## Texte à lire
Le logement social ne parvient pas à répondre à ce problème : fin 2021, le nombre de demandes en attente d’un logement social équivalait au tiers du parc existant (soit 105 000 hors demandes de mutation, sur 315 000 logements), nombre de communes ne respectant pas leurs obligations de construction.

Selon l’Insee, il faudrait construire 37 000 et 40 000 logements par an d’ici à 2030 en Nouvelle-Aquitaine, « dont 20 % pour loger les personnes sans logement propre (sans-abri, en hébergement social, chez un tiers) et les personnes en situation de mal-logement ». Les charges liées au logement pèsent de plus en plus sur les locataires et les propriétaires, pour finir par être en cause dans plus de 40% des dossiers de surendettement dans la région.

La difficulté d’accès au logement génère « un phénomène de ségrégation socio-spatiale » Photo : VB/Rue89 Bordeaux

Revoir le modèle social

Les témoignages nourrissent une perception commune, celle d’une société actuelle « de consommation et de gaspillage dans laquelle les personnes ou citoyen.nes sont considéré.e.s en fonction de leur pouvoir d’achat, autrement dit de leur capacité à consommer ».

## Questions à traiter
[1] Résumez en deux phrases le texte sur le logement.
[2] Reproduisez fidèlement le passage du texte sur le logement qui s'ouvre sur les mots contenant "Le logement social" et se clôt sur "obligations de construction.".
[3] D'après le texte sur le logement, dans quelle proportion des dossiers de surendettement de la région les charges liées au logement sont-elles en cause ?
Les lignes ne jouent aucun rôle dans ce travail.

## Données brutes
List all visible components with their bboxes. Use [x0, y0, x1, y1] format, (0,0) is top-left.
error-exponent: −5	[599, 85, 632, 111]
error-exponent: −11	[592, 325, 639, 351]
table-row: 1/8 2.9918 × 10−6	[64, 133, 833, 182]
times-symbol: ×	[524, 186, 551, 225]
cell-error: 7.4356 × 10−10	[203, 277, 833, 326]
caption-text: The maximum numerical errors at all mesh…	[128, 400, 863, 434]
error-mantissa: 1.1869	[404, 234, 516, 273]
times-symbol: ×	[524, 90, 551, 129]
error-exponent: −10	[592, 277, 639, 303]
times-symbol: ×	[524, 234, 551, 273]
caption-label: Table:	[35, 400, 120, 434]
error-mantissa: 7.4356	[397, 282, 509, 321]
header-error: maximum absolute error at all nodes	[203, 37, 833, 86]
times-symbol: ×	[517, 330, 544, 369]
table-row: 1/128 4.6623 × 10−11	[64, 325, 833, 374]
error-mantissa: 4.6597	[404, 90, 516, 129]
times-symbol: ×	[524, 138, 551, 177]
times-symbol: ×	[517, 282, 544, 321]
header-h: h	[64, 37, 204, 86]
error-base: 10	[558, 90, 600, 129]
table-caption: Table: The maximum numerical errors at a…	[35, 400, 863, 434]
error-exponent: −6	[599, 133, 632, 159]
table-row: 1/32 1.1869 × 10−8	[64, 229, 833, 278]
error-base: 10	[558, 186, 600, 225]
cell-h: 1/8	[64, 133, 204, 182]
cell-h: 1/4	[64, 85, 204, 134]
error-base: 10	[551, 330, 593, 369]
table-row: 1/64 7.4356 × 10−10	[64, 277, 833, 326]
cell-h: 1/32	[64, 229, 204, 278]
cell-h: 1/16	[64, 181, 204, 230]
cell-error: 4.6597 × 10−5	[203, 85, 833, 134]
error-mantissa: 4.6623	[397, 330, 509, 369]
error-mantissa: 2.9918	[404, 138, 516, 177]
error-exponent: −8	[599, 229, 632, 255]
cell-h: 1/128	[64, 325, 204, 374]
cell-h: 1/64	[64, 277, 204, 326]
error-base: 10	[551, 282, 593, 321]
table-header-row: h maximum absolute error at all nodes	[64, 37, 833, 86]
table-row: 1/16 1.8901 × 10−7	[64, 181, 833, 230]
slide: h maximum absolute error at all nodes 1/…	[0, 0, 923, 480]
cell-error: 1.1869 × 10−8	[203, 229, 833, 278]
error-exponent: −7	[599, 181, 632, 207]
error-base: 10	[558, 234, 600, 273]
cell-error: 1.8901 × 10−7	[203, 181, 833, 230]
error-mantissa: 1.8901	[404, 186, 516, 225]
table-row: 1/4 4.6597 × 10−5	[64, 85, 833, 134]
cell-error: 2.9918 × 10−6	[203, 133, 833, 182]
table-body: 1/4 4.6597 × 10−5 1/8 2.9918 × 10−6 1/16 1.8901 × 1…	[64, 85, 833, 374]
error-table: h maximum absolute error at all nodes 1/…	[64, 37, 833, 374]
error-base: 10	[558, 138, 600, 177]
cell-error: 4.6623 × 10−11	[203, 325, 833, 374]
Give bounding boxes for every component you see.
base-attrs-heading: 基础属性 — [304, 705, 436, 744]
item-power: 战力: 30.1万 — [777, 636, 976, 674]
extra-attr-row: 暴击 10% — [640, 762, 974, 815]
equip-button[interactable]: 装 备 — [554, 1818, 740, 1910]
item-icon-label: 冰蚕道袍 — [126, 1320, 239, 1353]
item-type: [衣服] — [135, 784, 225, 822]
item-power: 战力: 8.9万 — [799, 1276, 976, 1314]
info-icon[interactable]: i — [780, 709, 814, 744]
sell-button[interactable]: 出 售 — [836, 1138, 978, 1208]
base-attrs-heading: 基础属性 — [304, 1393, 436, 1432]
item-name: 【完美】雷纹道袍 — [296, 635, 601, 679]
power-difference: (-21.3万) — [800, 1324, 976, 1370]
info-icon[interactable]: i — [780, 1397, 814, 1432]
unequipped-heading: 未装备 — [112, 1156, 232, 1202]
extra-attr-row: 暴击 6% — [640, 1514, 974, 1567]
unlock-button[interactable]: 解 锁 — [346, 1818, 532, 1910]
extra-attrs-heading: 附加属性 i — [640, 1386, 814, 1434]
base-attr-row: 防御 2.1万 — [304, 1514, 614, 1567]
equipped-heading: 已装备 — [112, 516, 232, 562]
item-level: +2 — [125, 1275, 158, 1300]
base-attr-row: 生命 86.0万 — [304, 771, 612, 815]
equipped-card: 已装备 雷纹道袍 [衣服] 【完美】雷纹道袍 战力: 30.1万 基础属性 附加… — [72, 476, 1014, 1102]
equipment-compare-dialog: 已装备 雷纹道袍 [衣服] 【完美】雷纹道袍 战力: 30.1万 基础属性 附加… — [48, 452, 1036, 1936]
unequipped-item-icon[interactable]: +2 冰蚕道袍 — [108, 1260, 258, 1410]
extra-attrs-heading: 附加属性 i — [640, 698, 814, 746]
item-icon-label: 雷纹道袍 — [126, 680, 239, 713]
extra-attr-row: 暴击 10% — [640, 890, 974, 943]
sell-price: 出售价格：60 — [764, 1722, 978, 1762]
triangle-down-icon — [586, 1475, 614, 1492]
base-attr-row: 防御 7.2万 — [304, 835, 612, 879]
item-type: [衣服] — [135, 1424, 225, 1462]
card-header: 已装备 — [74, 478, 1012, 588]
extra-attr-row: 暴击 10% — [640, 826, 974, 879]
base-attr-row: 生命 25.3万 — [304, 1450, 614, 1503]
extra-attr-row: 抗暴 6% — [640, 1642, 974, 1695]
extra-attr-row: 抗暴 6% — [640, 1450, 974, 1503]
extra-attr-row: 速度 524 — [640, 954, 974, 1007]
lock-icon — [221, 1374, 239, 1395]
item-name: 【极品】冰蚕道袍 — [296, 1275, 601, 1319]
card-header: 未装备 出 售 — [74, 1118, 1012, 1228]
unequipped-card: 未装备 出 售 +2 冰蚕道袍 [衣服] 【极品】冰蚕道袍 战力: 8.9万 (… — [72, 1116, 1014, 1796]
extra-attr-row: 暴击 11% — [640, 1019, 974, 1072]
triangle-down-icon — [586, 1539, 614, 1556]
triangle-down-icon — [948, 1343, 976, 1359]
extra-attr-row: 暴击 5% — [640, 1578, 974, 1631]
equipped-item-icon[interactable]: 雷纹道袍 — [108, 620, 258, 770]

## Corrigé
[1] Fin 2021, les demandes en attente d'un logement social équivalaient au tiers du parc existant, et de nombreuses communes ne respectent pas leurs obligations de construction. Les charges liées au logement pèsent de plus en plus sur les locataires et les propriétaires, au point d'être en cause dans plus de 40 % des dossiers de surendettement de la région.

[2]
Le logement social ne parvient pas à répondre à ce problème : fin 2021, le nombre de demandes en attente d’un logement social équivalait au tiers du parc existant (soit 105 000 hors demandes de mutation, sur 315 000 logements), nombre de communes ne respectant pas leurs obligations de construction.

[3] Dans plus de 40 % des dossiers.